## TASK TO CARRY OUT
How many lines of these entries hold the string "thống"? Reply with the number alone.

** start **

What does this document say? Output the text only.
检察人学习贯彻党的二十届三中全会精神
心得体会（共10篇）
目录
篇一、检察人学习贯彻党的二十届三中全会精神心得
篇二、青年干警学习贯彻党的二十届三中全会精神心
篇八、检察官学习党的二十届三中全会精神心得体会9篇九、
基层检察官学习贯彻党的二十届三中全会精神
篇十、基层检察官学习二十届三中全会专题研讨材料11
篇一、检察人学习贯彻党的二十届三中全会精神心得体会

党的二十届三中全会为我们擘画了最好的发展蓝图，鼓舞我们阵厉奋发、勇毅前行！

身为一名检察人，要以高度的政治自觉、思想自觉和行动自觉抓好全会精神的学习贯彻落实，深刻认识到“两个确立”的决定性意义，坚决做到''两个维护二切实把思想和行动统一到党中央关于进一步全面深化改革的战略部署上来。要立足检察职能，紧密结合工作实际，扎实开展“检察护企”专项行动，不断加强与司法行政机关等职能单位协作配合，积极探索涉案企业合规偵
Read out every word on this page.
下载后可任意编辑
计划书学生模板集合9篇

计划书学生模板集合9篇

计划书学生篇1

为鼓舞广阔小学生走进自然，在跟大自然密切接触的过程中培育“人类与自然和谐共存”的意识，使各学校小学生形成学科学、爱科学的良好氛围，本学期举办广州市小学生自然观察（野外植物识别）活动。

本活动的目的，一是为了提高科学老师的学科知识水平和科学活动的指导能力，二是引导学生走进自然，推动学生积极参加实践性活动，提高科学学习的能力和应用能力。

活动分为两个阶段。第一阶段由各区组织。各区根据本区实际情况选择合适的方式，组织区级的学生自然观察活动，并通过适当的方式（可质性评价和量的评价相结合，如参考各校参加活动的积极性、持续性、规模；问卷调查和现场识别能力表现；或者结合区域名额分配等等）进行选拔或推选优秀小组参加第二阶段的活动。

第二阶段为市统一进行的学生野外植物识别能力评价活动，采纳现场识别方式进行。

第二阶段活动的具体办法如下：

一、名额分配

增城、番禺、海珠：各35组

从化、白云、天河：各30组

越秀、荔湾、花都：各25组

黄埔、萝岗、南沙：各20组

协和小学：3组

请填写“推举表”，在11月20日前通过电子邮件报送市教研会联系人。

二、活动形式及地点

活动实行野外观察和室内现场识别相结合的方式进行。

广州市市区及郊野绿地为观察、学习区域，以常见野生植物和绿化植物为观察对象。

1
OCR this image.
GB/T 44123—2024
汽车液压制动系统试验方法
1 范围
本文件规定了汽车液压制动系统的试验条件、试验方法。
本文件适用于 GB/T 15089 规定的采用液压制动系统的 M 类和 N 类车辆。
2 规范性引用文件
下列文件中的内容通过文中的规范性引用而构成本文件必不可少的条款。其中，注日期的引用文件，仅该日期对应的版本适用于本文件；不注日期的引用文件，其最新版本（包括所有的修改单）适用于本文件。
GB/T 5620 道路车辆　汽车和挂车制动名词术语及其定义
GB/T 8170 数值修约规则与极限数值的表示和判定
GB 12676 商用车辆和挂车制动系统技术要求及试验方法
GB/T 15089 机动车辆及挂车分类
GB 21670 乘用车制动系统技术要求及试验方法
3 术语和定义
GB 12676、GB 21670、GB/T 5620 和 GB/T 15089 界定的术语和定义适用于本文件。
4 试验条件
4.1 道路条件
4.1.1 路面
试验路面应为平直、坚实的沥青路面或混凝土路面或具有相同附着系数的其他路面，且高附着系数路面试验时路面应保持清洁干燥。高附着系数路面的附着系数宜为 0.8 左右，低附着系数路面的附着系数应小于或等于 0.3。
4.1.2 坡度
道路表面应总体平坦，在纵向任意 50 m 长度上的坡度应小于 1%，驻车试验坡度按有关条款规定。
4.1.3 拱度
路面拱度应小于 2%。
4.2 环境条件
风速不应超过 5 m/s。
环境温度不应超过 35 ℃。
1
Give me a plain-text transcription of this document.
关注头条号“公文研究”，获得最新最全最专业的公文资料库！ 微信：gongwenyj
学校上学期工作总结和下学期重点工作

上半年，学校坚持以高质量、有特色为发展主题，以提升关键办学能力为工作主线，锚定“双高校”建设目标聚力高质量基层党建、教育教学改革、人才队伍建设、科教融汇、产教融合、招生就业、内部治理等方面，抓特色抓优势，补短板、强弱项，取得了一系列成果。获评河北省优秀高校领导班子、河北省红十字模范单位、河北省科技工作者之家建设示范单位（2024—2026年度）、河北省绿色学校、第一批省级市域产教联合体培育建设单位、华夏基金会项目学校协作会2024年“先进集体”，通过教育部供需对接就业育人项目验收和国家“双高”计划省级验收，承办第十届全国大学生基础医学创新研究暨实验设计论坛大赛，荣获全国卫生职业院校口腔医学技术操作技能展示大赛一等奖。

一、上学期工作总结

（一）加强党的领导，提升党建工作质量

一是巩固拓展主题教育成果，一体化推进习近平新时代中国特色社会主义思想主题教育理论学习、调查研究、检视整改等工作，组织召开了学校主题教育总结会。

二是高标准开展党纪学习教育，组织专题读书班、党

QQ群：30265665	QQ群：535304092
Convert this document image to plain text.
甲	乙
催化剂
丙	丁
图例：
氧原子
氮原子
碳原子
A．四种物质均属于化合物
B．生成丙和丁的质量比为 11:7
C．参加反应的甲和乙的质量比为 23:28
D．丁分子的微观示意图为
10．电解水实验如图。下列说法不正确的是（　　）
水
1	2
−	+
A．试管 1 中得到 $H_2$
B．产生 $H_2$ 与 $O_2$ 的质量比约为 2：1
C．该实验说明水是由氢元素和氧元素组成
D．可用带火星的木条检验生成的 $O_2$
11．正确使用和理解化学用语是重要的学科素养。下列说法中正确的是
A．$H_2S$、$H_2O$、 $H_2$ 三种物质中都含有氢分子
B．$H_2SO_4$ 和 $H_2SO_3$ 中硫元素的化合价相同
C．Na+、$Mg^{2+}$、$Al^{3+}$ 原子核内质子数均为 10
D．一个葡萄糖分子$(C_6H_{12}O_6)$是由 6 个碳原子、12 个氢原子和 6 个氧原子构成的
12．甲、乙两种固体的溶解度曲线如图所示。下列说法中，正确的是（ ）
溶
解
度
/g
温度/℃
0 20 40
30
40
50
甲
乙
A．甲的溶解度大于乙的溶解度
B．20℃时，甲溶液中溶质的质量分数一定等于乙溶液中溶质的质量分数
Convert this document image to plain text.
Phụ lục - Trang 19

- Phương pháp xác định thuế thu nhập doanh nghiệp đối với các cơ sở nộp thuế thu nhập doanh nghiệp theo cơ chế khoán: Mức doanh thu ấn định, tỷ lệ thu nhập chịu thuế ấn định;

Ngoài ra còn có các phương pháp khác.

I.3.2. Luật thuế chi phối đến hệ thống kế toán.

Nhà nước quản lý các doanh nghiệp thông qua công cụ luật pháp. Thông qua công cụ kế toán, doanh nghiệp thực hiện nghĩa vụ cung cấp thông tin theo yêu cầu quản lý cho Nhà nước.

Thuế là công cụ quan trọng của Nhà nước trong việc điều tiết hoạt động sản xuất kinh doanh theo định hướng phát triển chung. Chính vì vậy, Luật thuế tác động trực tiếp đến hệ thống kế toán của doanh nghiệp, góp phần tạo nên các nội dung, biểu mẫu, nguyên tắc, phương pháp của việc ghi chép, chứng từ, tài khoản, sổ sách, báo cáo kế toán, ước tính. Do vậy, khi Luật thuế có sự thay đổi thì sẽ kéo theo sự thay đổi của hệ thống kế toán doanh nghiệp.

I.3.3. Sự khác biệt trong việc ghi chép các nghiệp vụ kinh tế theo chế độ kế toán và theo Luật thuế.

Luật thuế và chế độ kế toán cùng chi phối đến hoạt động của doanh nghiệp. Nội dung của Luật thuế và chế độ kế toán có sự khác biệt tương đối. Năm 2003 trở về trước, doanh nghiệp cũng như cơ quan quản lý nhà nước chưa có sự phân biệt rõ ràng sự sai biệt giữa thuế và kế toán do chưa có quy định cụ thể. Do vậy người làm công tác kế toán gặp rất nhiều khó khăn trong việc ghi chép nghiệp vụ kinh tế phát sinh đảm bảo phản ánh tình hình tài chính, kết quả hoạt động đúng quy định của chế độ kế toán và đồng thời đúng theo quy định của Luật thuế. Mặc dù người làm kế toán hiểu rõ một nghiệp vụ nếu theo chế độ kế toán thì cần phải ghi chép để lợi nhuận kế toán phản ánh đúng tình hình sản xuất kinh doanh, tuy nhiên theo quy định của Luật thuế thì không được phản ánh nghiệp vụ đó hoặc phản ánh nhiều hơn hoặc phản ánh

** end **

## SOLUTION BELOW
2